» WHAT IS BEING ASKED
Each line that holds the word "action" counts once. Give the total number of such lines and nothing else.

» DATA PROVIDED
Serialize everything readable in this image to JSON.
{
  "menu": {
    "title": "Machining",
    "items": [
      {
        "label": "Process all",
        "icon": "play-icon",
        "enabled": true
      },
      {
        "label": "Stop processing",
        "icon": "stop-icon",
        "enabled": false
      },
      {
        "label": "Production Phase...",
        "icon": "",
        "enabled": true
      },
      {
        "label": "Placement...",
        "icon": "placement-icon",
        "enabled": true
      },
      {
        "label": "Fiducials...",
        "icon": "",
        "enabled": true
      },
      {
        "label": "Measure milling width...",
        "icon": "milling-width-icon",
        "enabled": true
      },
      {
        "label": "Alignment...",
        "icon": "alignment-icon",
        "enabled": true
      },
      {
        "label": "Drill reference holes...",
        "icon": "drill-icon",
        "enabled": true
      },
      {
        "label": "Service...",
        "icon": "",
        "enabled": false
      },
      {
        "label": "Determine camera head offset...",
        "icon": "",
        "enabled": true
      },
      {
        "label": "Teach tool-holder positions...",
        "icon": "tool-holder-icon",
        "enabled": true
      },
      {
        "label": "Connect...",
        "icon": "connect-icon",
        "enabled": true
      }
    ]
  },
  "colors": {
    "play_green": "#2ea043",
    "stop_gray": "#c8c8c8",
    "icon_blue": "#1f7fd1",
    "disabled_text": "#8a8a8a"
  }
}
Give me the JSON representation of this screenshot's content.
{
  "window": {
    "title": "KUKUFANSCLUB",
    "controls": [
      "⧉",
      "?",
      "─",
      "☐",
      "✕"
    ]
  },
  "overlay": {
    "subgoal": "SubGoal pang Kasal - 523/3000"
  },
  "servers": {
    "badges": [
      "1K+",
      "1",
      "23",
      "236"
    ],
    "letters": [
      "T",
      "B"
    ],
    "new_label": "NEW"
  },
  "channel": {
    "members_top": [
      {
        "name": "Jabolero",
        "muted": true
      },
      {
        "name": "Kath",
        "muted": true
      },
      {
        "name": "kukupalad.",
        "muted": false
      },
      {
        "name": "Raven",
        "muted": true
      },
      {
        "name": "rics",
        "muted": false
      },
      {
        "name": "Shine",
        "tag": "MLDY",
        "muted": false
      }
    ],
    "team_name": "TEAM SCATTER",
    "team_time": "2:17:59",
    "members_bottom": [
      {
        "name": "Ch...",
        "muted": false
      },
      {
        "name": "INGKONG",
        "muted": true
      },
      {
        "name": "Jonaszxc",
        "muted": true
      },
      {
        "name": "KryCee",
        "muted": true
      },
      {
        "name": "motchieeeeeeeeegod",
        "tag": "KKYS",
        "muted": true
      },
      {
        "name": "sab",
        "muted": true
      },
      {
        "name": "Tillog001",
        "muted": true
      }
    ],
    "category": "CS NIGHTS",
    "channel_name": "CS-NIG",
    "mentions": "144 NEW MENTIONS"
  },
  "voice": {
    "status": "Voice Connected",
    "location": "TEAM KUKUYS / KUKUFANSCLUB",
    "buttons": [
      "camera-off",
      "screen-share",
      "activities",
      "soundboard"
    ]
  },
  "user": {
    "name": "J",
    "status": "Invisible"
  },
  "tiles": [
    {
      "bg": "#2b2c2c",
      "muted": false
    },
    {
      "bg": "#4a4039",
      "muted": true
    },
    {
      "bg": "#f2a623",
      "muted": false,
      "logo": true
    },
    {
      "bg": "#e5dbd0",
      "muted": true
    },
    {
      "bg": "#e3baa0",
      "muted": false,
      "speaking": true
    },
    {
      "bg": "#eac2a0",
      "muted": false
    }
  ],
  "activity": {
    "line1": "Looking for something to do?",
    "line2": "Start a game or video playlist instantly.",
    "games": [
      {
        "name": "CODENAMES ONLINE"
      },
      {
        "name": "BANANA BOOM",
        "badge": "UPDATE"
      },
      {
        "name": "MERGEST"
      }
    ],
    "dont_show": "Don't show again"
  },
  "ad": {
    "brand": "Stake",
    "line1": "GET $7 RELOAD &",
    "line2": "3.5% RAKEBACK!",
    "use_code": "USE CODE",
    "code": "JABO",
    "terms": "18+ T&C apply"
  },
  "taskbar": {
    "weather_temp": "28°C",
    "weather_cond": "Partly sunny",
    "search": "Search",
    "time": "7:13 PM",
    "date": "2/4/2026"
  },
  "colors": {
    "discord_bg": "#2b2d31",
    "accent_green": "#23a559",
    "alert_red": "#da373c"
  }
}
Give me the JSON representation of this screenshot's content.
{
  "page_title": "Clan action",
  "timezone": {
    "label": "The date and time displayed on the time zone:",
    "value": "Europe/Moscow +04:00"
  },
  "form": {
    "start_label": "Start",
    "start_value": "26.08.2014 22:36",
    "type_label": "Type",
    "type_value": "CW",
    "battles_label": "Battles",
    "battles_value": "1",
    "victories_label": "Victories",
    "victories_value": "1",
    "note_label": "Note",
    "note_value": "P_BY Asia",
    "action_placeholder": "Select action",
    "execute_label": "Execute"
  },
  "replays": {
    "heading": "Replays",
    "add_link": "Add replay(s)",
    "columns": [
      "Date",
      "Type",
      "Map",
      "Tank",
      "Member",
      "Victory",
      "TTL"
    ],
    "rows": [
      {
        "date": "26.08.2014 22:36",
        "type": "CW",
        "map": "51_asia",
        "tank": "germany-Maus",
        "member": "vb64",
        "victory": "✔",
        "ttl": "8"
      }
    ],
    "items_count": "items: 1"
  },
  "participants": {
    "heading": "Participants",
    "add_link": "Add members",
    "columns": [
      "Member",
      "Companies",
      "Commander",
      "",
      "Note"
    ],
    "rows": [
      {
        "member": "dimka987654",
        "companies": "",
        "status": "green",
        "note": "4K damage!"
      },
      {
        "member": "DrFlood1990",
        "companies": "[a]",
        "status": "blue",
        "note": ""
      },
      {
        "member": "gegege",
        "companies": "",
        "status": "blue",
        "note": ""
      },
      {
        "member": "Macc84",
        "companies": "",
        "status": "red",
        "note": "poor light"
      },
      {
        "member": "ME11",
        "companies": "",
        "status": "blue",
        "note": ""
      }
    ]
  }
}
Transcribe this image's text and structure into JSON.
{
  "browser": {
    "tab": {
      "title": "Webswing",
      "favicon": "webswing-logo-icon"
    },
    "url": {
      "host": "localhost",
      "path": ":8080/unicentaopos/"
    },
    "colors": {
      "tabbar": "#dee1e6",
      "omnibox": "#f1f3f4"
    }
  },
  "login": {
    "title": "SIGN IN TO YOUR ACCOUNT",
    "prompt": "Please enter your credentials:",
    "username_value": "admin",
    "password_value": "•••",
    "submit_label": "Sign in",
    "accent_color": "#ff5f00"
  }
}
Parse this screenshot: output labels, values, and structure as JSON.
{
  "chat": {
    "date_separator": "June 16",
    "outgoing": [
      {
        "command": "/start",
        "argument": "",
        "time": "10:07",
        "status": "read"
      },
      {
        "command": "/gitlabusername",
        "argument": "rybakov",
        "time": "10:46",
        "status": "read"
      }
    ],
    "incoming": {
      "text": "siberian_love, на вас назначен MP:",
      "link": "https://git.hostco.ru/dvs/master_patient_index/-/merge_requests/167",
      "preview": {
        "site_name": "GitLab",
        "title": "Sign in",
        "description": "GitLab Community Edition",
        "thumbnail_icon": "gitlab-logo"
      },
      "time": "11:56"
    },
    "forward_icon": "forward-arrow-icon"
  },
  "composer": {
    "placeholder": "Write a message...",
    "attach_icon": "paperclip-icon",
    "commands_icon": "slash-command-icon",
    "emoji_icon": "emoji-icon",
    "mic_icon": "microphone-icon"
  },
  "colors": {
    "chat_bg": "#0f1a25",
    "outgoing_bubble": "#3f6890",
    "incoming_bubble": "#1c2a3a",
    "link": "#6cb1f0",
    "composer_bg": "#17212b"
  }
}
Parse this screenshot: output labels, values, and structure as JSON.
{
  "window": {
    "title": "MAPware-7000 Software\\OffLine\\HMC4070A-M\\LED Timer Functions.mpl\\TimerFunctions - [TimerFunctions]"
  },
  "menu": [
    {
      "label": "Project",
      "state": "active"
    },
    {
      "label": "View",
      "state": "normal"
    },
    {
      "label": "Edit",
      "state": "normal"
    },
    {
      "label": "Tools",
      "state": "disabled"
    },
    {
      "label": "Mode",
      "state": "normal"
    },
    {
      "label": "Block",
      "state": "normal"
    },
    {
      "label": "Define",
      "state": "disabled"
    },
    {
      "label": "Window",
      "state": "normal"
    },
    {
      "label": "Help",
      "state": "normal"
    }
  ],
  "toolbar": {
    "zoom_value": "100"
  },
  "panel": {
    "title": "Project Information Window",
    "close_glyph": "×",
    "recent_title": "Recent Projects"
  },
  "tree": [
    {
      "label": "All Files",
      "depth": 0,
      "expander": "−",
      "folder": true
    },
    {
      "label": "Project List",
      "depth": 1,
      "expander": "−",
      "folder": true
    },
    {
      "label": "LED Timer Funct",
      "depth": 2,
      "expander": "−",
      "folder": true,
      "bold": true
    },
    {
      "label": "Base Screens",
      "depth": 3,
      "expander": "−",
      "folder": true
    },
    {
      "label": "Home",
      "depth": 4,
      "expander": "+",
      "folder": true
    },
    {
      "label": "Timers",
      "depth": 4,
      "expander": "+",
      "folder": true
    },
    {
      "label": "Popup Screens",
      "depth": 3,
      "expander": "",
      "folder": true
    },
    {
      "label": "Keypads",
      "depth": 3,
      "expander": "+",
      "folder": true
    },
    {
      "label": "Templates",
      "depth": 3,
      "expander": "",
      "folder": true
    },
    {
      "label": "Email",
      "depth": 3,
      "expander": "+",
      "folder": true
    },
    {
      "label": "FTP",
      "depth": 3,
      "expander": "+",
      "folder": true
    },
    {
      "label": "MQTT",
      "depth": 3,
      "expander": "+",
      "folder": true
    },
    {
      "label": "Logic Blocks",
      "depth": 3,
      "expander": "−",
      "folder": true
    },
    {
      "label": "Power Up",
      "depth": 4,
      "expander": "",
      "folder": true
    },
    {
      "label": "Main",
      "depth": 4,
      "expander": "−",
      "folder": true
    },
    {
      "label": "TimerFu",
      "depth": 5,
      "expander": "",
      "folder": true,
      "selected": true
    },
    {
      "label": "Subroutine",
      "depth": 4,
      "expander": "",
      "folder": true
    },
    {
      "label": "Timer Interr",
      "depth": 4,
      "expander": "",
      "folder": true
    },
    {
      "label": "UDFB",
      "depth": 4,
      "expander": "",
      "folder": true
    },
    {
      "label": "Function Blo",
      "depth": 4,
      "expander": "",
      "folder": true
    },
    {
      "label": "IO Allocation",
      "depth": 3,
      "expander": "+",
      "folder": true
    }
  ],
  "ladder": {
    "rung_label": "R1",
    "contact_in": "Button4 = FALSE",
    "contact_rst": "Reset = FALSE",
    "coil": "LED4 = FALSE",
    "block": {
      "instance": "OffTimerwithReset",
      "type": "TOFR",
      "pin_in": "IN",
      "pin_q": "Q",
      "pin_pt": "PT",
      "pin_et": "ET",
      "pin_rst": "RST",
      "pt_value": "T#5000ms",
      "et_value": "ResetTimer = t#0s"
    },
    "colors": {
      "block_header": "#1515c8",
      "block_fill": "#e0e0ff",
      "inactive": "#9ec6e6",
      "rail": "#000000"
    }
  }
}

» THE REPLY
2